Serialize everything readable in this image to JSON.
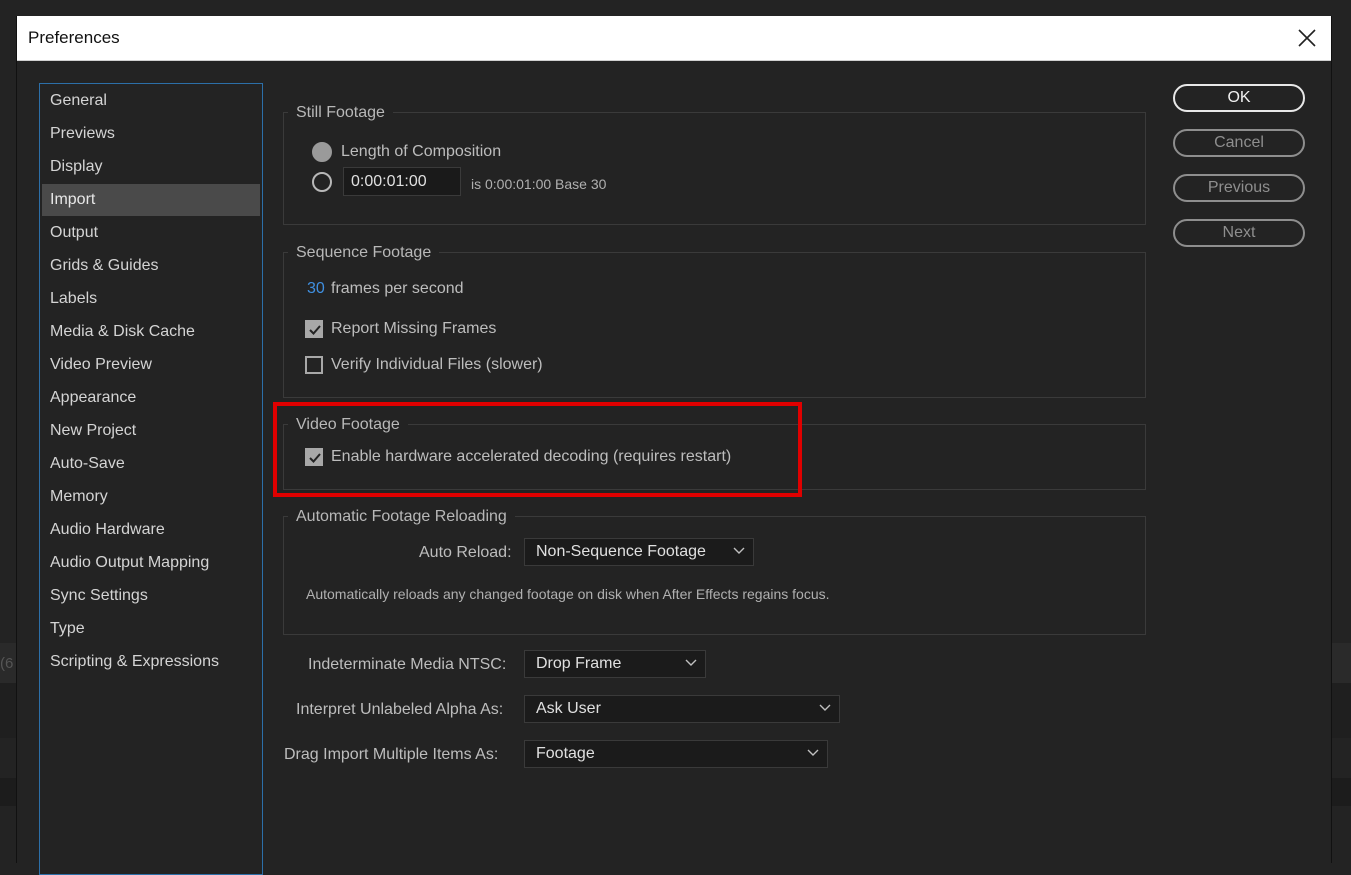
{
  "window": {
    "title": "Preferences"
  },
  "background": {
    "left_fragment": "(6"
  },
  "sidebar": {
    "items": [
      {
        "label": "General"
      },
      {
        "label": "Previews"
      },
      {
        "label": "Display"
      },
      {
        "label": "Import",
        "selected": true
      },
      {
        "label": "Output"
      },
      {
        "label": "Grids & Guides"
      },
      {
        "label": "Labels"
      },
      {
        "label": "Media & Disk Cache"
      },
      {
        "label": "Video Preview"
      },
      {
        "label": "Appearance"
      },
      {
        "label": "New Project"
      },
      {
        "label": "Auto-Save"
      },
      {
        "label": "Memory"
      },
      {
        "label": "Audio Hardware"
      },
      {
        "label": "Audio Output Mapping"
      },
      {
        "label": "Sync Settings"
      },
      {
        "label": "Type"
      },
      {
        "label": "Scripting & Expressions"
      }
    ]
  },
  "still_footage": {
    "title": "Still Footage",
    "option_length": "Length of Composition",
    "duration_value": "0:00:01:00",
    "duration_info": "is 0:00:01:00  Base 30",
    "selected": "Length of Composition"
  },
  "sequence_footage": {
    "title": "Sequence Footage",
    "fps_value": "30",
    "fps_label": "frames per second",
    "report_missing": "Report Missing Frames",
    "report_missing_checked": true,
    "verify_files": "Verify Individual Files (slower)",
    "verify_files_checked": false
  },
  "video_footage": {
    "title": "Video Footage",
    "hw_decoding": "Enable hardware accelerated decoding (requires restart)",
    "hw_decoding_checked": true
  },
  "auto_reload": {
    "title": "Automatic Footage Reloading",
    "label": "Auto Reload:",
    "value": "Non-Sequence Footage",
    "description": "Automatically reloads any changed footage on disk when After Effects regains focus."
  },
  "settings": {
    "ntsc_label": "Indeterminate Media NTSC:",
    "ntsc_value": "Drop Frame",
    "alpha_label": "Interpret Unlabeled Alpha As:",
    "alpha_value": "Ask User",
    "drag_label": "Drag Import Multiple Items As:",
    "drag_value": "Footage"
  },
  "buttons": {
    "ok": "OK",
    "cancel": "Cancel",
    "previous": "Previous",
    "next": "Next"
  },
  "colors": {
    "accent_blue": "#3f8fe0",
    "highlight_red": "#e00000"
  }
}
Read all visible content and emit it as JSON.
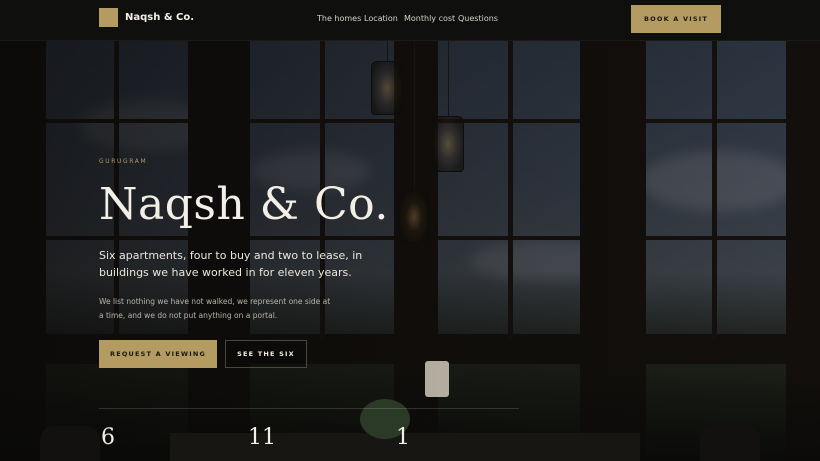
{
  "header": {
    "brand": "Naqsh & Co.",
    "nav": [
      "The homes",
      "Location",
      "Monthly cost",
      "Questions"
    ],
    "cta": "BOOK A VISIT"
  },
  "hero": {
    "eyebrow": "GURUGRAM",
    "title": "Naqsh & Co.",
    "lead": "Six apartments, four to buy and two to lease, in buildings we have worked in for eleven years.",
    "body": "We list nothing we have not walked, we represent one side at a time, and we do not put anything on a portal.",
    "primary_button": "REQUEST A VIEWING",
    "secondary_button": "SEE THE SIX"
  },
  "stats": [
    "6",
    "11",
    "1"
  ],
  "colors": {
    "accent": "#b39b62",
    "header_bg": "#0f0f0e"
  }
}
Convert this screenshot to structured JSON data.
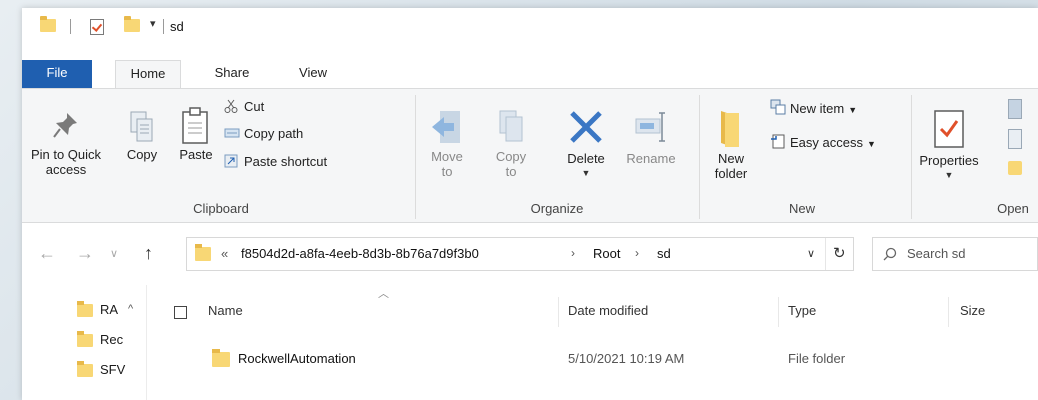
{
  "window": {
    "title": "sd",
    "qat_dropdown": "▾"
  },
  "tabs": {
    "file": "File",
    "home": "Home",
    "share": "Share",
    "view": "View"
  },
  "ribbon": {
    "clipboard": {
      "pin": "Pin to Quick access",
      "copy": "Copy",
      "paste": "Paste",
      "cut": "Cut",
      "copy_path": "Copy path",
      "paste_shortcut": "Paste shortcut",
      "label": "Clipboard"
    },
    "organize": {
      "move_to": "Move to",
      "copy_to": "Copy to",
      "delete": "Delete",
      "rename": "Rename",
      "label": "Organize"
    },
    "new": {
      "new_folder": "New folder",
      "new_item": "New item",
      "easy_access": "Easy access",
      "label": "New"
    },
    "open": {
      "properties": "Properties",
      "label": "Open"
    }
  },
  "address": {
    "overflow": "«",
    "crumbs": [
      "f8504d2d-a8fa-4eeb-8d3b-8b76a7d9f3b0",
      "Root",
      "sd"
    ],
    "search_placeholder": "Search sd"
  },
  "navpane": {
    "items": [
      "RA",
      "Rec",
      "SFV"
    ]
  },
  "columns": {
    "name": "Name",
    "date_modified": "Date modified",
    "type": "Type",
    "size": "Size"
  },
  "files": [
    {
      "name": "RockwellAutomation",
      "date_modified": "5/10/2021 10:19 AM",
      "type": "File folder",
      "size": ""
    }
  ],
  "colors": {
    "file_tab": "#1f5fb0",
    "folder": "#f8d775",
    "folder_dark": "#e8b94a",
    "delete_x": "#1f5fb0",
    "check": "#e0502a"
  }
}
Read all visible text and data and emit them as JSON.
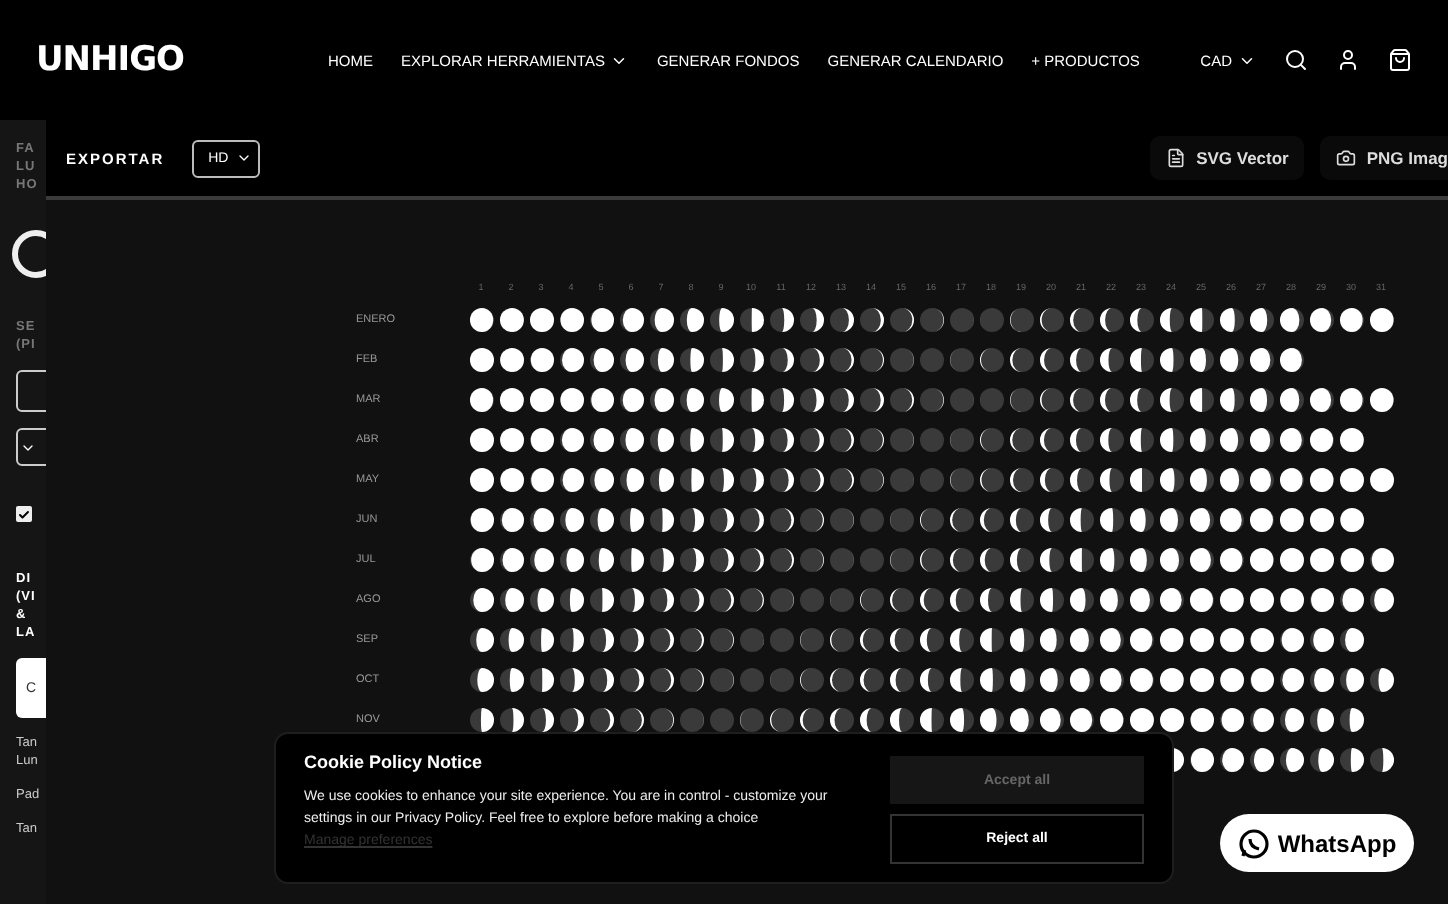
{
  "header": {
    "logo": "UNHIGO",
    "nav": [
      {
        "label": "HOME",
        "dropdown": false
      },
      {
        "label": "EXPLORAR HERRAMIENTAS",
        "dropdown": true
      },
      {
        "label": "GENERAR FONDOS",
        "dropdown": false
      },
      {
        "label": "GENERAR CALENDARIO",
        "dropdown": false
      },
      {
        "label": "+ PRODUCTOS",
        "dropdown": false
      }
    ],
    "currency": "CAD"
  },
  "sidebar": {
    "heading": "FA\nLU\nHO",
    "section": "SE\n(PI",
    "checked": true,
    "section_2": "DI\n(VI\n&\nLA",
    "button": "C",
    "notes": [
      "Tan\nLun",
      "Pad",
      "Tan"
    ]
  },
  "toolbar": {
    "label": "EXPORTAR",
    "quality": "HD",
    "buttons": [
      {
        "label": "SVG Vector",
        "kind": "file"
      },
      {
        "label": "PNG Imag",
        "kind": "camera"
      }
    ]
  },
  "calendar": {
    "days": [
      "1",
      "2",
      "3",
      "4",
      "5",
      "6",
      "7",
      "8",
      "9",
      "10",
      "11",
      "12",
      "13",
      "14",
      "15",
      "16",
      "17",
      "18",
      "19",
      "20",
      "21",
      "22",
      "23",
      "24",
      "25",
      "26",
      "27",
      "28",
      "29",
      "30",
      "31"
    ],
    "months": [
      "ENERO",
      "FEB",
      "MAR",
      "ABR",
      "MAY",
      "JUN",
      "JUL",
      "AGO",
      "SEP",
      "OCT",
      "NOV"
    ]
  },
  "cookie": {
    "title": "Cookie Policy Notice",
    "text": "We use cookies to enhance your site experience. You are in control - customize your settings in our Privacy Policy. Feel free to explore before making a choice",
    "link": "Manage preferences",
    "accept": "Accept all",
    "reject": "Reject all"
  },
  "whatsapp": "WhatsApp"
}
====
Exercise description
Write out every line of the preceding listing that contains "Copy".

Full answer
      "copy": "Copy",
      "copy_path": "Copy path",
      "copy_to": "Copy to",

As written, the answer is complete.